**Work to be completed**
Word for word, retype every entry in the listing.

**Data to process**
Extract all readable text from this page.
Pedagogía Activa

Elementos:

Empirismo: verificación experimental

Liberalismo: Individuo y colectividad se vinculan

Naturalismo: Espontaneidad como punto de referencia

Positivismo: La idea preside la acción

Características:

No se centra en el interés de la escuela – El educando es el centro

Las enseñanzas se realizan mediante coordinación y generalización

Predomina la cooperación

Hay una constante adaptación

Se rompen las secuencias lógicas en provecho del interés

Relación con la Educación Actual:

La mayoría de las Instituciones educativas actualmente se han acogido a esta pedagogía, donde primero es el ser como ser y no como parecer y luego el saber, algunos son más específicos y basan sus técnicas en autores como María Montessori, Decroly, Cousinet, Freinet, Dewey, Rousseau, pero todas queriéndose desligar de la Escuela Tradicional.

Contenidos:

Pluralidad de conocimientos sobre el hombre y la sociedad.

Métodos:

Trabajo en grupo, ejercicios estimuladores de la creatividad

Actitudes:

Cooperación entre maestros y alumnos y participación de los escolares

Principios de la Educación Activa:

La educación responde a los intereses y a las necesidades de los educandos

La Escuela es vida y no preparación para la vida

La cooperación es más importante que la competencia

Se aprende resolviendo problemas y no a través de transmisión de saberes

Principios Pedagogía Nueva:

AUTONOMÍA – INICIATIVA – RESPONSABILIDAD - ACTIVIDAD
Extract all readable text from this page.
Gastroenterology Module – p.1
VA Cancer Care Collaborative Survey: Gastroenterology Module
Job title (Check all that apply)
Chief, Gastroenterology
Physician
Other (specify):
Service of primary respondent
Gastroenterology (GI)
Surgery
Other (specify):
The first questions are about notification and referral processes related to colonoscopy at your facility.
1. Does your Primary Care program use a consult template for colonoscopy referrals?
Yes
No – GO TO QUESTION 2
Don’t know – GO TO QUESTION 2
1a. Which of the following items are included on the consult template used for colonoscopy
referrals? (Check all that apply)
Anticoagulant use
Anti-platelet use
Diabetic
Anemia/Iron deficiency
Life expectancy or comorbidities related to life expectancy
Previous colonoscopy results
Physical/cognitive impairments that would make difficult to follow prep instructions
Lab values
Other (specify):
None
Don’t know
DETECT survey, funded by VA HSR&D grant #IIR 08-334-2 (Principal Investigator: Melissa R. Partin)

**Response to the exercise**
Extract all readable text from this page.
Pedagogía Activa

Elementos:

Empirismo: verificación experimental

Liberalismo: Individuo y colectividad se vinculan

Naturalismo: Espontaneidad como punto de referencia

Positivismo: La idea preside la acción

Características:

No se centra en el interés de la escuela – El educando es el centro

Las enseñanzas se realizan mediante coordinación y generalización

Predomina la cooperación

Hay una constante adaptación

Se rompen las secuencias lógicas en provecho del interés

Relación con la Educación Actual:

La mayoría de las Instituciones educativas actualmente se han acogido a esta pedagogía, donde primero es el ser como ser y no como parecer y luego el saber, algunos son más específicos y basan sus técnicas en autores como María Montessori, Decroly, Cousinet, Freinet, Dewey, Rousseau, pero todas queriéndose desligar de la Escuela Tradicional.

Contenidos:

Pluralidad de conocimientos sobre el hombre y la sociedad.

Métodos:

Trabajo en grupo, ejercicios estimuladores de la creatividad

Actitudes:

Cooperación entre maestros y alumnos y participación de los escolares

Principios de la Educación Activa:

La educación responde a los intereses y a las necesidades de los educandos

La Escuela es vida y no preparación para la vida

La cooperación es más importante que la competencia

Se aprende resolviendo problemas y no a través de transmisión de saberes

Principios Pedagogía Nueva:

AUTONOMÍA – INICIATIVA – RESPONSABILIDAD - ACTIVIDAD
Extract all readable text from this page.
Gastroenterology Module – p.1
VA Cancer Care Collaborative Survey: Gastroenterology Module
Job title (Check all that apply)
Chief, Gastroenterology
Physician
Other (specify):
Service of primary respondent
Gastroenterology (GI)
Surgery
Other (specify):
The first questions are about notification and referral processes related to colonoscopy at your facility.
1. Does your Primary Care program use a consult template for colonoscopy referrals?
Yes
No – GO TO QUESTION 2
Don’t know – GO TO QUESTION 2
1a. Which of the following items are included on the consult template used for colonoscopy
referrals? (Check all that apply)
Anticoagulant use
Anti-platelet use
Diabetic
Anemia/Iron deficiency
Life expectancy or comorbidities related to life expectancy
Previous colonoscopy results
Physical/cognitive impairments that would make difficult to follow prep instructions
Lab values
Other (specify):
None
Don’t know
DETECT survey, funded by VA HSR&D grant #IIR 08-334-2 (Principal Investigator: Melissa R. Partin)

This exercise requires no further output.